■ **Estratto della pagina**:

◇ ◇ ◇ ◇ ◇

Da lì arriva Lemohang Jeremiah Mosese, classe 1980, nato e cresciuto a Hlotse. Che, sin da bambino, trova nell’arte un’occasione di salvezza, dallo “svezzamento” a b-movie in una piccola sala abbandonata alle poesie composte nell’adolescenza. Nonostante le difficoltà finanziarie, fonda insieme a un amico una società di produzione, la Vision 12, e, nel 2007, realizza il suo primo lungometraggio: Khapha tsa Mali, ovvero Tears of Blood, un esordio che Mosese rinnega in quanto esempio di “cattivo cinema” (il ripudio è tale che il titolo non viene menzionato nelle sue filmografie ufficiali).
Lontano da quel Lesotho sempre centrale nei suoi racconti, si fa un nome con l’installazione artistica Loss of Innocence (2008), prima parte di una trilogia completata da due cortometraggi, Mosonngoa (2014) e Behemoth (2016). Il primo short è un racconto incentrato su una ragazza che sfida la società patriarcale: il titolo va tradotto come “la derisa”, il che spiega molto di questa parabola femminista che non rinuncia a evocare un certo titanismo nel descrivere l’audacia di una figura ai margini della società. Il secondo, invece, vede un predicatore che, per le strade della capitale del Lesotho, trascina una misteriosa bara il cui contenuto suscita reazioni inaspettate nei passanti.


This Is Not a Burial, It’s a Resurrection
Sono due preamboli al debutto lungo di Mosese, il documentario Mother, I Am Suffocating. This Is My Last Film About You (2019), un saggio che esplora il lutto della madrepatria attraverso una lettera d’addio alla madre: il personale è politico, il transito da una realtà all’altra si riverbera in un suggestivo flusso di immagini, attraverso un bianco e nero straniante e una voce fuori campo che sa di non poter essere ascoltata da coloro a cui si rivolge. Quasi fosse un ulteriore prefazione a una poetica ancora in fieri, Mosese mette in campo quello che diventerà il suo repertorio di riferimento, fatto di immagini che nel corporeo trovano il sacro e viceversa (una donna che trascina una croce di legno, un gregge di pecore, una specie di angelo) e paesaggi densi di elementi mistici (l’Africa privata dell’esotismo estetizzante). Ma anche una visione autonoma e originale sul tema della migrazione, dall’osservatorio berlinese dove il regista ha messo radici dopo aver lasciato la terra natia.

◇ ◇ ◇ ◇ ◇

Dati sui confini delle regioni:

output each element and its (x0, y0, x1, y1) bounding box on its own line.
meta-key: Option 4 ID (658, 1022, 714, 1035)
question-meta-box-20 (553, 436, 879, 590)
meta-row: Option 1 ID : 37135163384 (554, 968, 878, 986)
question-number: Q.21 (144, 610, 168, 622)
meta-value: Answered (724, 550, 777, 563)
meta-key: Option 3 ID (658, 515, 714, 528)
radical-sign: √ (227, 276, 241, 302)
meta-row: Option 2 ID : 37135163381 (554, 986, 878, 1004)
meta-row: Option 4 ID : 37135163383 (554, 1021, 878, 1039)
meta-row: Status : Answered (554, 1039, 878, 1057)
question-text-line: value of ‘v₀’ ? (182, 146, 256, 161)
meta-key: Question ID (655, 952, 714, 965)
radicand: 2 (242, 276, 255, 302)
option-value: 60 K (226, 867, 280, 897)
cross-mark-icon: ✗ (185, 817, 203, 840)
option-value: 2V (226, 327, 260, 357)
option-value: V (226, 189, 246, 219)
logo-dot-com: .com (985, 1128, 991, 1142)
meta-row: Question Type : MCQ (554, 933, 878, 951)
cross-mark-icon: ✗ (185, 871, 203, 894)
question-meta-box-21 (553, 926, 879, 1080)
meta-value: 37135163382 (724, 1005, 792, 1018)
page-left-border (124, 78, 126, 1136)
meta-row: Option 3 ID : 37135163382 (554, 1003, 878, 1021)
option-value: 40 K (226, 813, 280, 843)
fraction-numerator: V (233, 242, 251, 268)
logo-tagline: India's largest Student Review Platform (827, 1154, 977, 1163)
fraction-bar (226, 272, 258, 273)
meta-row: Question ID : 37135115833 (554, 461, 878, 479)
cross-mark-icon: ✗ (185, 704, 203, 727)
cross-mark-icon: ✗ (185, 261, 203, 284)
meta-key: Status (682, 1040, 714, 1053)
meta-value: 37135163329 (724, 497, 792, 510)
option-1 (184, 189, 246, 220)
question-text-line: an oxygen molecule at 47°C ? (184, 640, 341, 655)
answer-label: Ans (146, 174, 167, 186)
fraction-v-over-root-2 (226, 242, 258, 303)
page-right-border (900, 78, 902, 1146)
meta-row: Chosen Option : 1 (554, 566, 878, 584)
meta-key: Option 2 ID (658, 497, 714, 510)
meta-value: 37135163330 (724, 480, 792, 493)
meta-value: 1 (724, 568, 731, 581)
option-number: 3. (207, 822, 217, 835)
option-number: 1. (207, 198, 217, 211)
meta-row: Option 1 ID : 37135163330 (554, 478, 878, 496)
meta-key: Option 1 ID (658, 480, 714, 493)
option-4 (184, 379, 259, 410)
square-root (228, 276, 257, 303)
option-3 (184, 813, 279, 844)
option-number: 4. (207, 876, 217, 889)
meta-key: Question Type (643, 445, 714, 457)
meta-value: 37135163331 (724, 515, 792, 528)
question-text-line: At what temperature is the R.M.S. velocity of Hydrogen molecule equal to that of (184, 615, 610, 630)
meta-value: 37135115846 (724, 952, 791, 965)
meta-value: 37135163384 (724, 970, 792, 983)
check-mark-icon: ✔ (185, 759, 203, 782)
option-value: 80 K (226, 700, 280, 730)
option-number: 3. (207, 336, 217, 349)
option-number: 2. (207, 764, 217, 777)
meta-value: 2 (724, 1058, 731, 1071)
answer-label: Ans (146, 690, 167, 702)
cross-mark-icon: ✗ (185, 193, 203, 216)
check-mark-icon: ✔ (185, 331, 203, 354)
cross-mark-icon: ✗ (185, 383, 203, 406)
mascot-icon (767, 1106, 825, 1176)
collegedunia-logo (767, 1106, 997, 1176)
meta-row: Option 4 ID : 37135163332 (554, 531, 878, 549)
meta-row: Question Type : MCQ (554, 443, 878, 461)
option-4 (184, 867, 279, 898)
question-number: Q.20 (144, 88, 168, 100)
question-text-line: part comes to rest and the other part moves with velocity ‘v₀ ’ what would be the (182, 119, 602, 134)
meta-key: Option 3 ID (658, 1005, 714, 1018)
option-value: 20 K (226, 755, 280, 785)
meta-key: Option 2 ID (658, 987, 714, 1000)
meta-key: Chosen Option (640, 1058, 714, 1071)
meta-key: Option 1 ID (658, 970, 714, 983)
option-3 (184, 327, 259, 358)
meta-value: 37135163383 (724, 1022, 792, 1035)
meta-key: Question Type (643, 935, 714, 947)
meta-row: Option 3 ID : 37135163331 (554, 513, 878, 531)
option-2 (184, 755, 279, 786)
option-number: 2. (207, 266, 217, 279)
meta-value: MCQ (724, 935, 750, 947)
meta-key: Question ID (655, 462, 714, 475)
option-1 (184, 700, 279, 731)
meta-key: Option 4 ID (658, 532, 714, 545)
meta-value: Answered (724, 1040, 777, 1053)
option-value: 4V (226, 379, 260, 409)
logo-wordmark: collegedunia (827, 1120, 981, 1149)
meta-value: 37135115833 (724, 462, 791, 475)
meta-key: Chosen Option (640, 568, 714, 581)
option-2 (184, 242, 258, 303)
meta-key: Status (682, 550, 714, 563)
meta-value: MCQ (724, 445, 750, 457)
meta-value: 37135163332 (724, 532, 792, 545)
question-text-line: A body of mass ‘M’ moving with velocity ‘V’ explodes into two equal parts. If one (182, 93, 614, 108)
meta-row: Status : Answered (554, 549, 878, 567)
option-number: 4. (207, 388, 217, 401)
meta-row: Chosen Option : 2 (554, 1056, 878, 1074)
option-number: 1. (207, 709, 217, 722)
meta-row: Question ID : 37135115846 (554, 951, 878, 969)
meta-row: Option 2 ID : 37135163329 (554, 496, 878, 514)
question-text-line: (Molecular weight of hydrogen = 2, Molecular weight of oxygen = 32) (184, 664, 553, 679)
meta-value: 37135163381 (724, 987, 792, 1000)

◇ ◇ ◇ ◇ ◇

■ **Consegna dell'esercizio**:
Ricopia dal testo su Lemohang Jeremiah Mosese il tratto da "Da lì arriva" fino a "sue filmografie ufficiali)." incluso.

■ **Risposta scritta**:
Da lì arriva Lemohang Jeremiah Mosese, classe 1980, nato e cresciuto a Hlotse. Che, sin da bambino, trova nell’arte un’occasione di salvezza, dallo “svezzamento” a b-movie in una piccola sala abbandonata alle poesie composte nell’adolescenza. Nonostante le difficoltà finanziarie, fonda insieme a un amico una società di produzione, la Vision 12, e, nel 2007, realizza il suo primo lungometraggio: Khapha tsa Mali, ovvero Tears of Blood, un esordio che Mosese rinnega in quanto esempio di “cattivo cinema” (il ripudio è tale che il titolo non viene menzionato nelle sue filmografie ufficiali).